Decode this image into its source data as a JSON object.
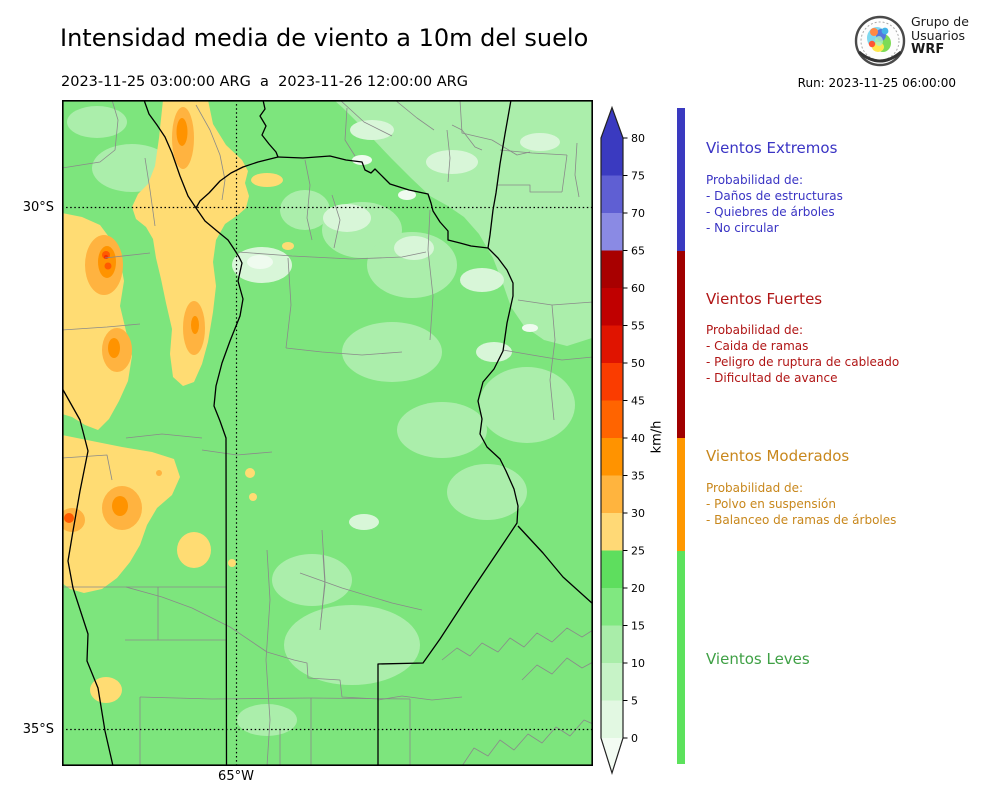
{
  "header": {
    "title": "Intensidad media de viento a 10m del suelo",
    "period": "2023-11-25 03:00:00 ARG  a  2023-11-26 12:00:00 ARG",
    "run_label": "Run: 2023-11-25 06:00:00",
    "logo": {
      "line1": "Grupo de",
      "line2": "Usuarios",
      "line3": "WRF"
    }
  },
  "map_axes": {
    "lat_labels": [
      {
        "text": "30°S"
      },
      {
        "text": "35°S"
      }
    ],
    "lon_labels": [
      {
        "text": "65°W"
      }
    ]
  },
  "palette": {
    "green_mid": "#7de57d",
    "green_light": "#abeeab",
    "green_pale": "#d8f6d8",
    "green_white": "#effbef",
    "yellow": "#ffdc73",
    "orange": "#ffb340",
    "orange_deep": "#ff9300",
    "red_orange": "#ff5a00",
    "red": "#f53000",
    "border_black": "#000000",
    "dept_gray": "#8a8a8a"
  },
  "colorbar": {
    "unit": "km/h",
    "tick_values": [
      0,
      5,
      10,
      15,
      20,
      25,
      30,
      35,
      40,
      45,
      50,
      55,
      60,
      65,
      70,
      75,
      80
    ],
    "segment_colors": [
      "#e2f8e2",
      "#c7f3c7",
      "#a9eda9",
      "#80e880",
      "#5ede5e",
      "#ffd976",
      "#ffb43e",
      "#ff9300",
      "#ff6400",
      "#fa3c00",
      "#e01400",
      "#c00000",
      "#a80000",
      "#8a8ae4",
      "#5f5fd3",
      "#3a3ac0"
    ],
    "under_color": "#f3fcf3",
    "over_color": "#3a3ac0"
  },
  "legend": {
    "bar_segments": [
      {
        "color": "#5ce25c",
        "kmh_from": -3.4,
        "kmh_to": 25
      },
      {
        "color": "#ff9800",
        "kmh_from": 25,
        "kmh_to": 40
      },
      {
        "color": "#a00000",
        "kmh_from": 40,
        "kmh_to": 65
      },
      {
        "color": "#3a3ac0",
        "kmh_from": 65,
        "kmh_to": 84
      }
    ],
    "categories": [
      {
        "title": "Vientos Extremos",
        "text_color": "#3a34c4",
        "prob_label": "Probabilidad de:",
        "items": [
          "- Daños de estructuras",
          "- Quiebres de árboles",
          "- No circular"
        ]
      },
      {
        "title": "Vientos Fuertes",
        "text_color": "#b01515",
        "prob_label": "Probabilidad de:",
        "items": [
          "- Caida de ramas",
          "- Peligro de ruptura de cableado",
          "- Dificultad de avance"
        ]
      },
      {
        "title": "Vientos Moderados",
        "text_color": "#c8871c",
        "prob_label": "Probabilidad de:",
        "items": [
          "- Polvo en suspensión",
          "- Balanceo de ramas de árboles"
        ]
      },
      {
        "title": "Vientos Leves",
        "text_color": "#3fa045",
        "prob_label": "",
        "items": []
      }
    ]
  },
  "chart_data": {
    "type": "heatmap",
    "subtype": "filled_contour_weather_map",
    "title": "Intensidad media de viento a 10m del suelo",
    "period_start": "2023-11-25 03:00:00 ARG",
    "period_end": "2023-11-26 12:00:00 ARG",
    "model_run": "Run: 2023-11-25 06:00:00",
    "variable": "mean wind speed at 10 m above ground",
    "unit": "km/h",
    "levels_kmh": [
      0,
      5,
      10,
      15,
      20,
      25,
      30,
      35,
      40,
      45,
      50,
      55,
      60,
      65,
      70,
      75,
      80
    ],
    "level_colors": [
      "#e2f8e2",
      "#c7f3c7",
      "#a9eda9",
      "#80e880",
      "#5ede5e",
      "#ffd976",
      "#ffb43e",
      "#ff9300",
      "#ff6400",
      "#fa3c00",
      "#e01400",
      "#c00000",
      "#a80000",
      "#8a8ae4",
      "#5f5fd3",
      "#3a3ac0"
    ],
    "gridlines": {
      "lat": [
        "30°S",
        "35°S"
      ],
      "lon": [
        "65°W"
      ]
    },
    "legend_position": "right",
    "features": [
      {
        "range_kmh": "25-40",
        "color_family": "yellow-orange",
        "location": "elongated NNW-SSE band near top-left and large patches over the western third (sierras), plus small spots near map center-west and bottom-left"
      },
      {
        "range_kmh": "40-50",
        "color_family": "deep orange / red-orange cores",
        "location": "small cores inside the western orange areas around 30°S-31.5°S"
      },
      {
        "range_kmh": "10-25",
        "color_family": "greens",
        "location": "rest of the domain; lighter greens (10-15 km/h) dominate the northeast quadrant"
      }
    ],
    "categories_scale": [
      {
        "label": "Vientos Leves",
        "kmh": "0-25"
      },
      {
        "label": "Vientos Moderados",
        "kmh": "25-40"
      },
      {
        "label": "Vientos Fuertes",
        "kmh": "40-65"
      },
      {
        "label": "Vientos Extremos",
        "kmh": "65+"
      }
    ]
  }
}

-.-.-

Exercise requirements.
Pick out all the lines with the word "árboles" in them and copy them.

Task result.
          "- Quiebres de árboles",
          "- Balanceo de ramas de árboles"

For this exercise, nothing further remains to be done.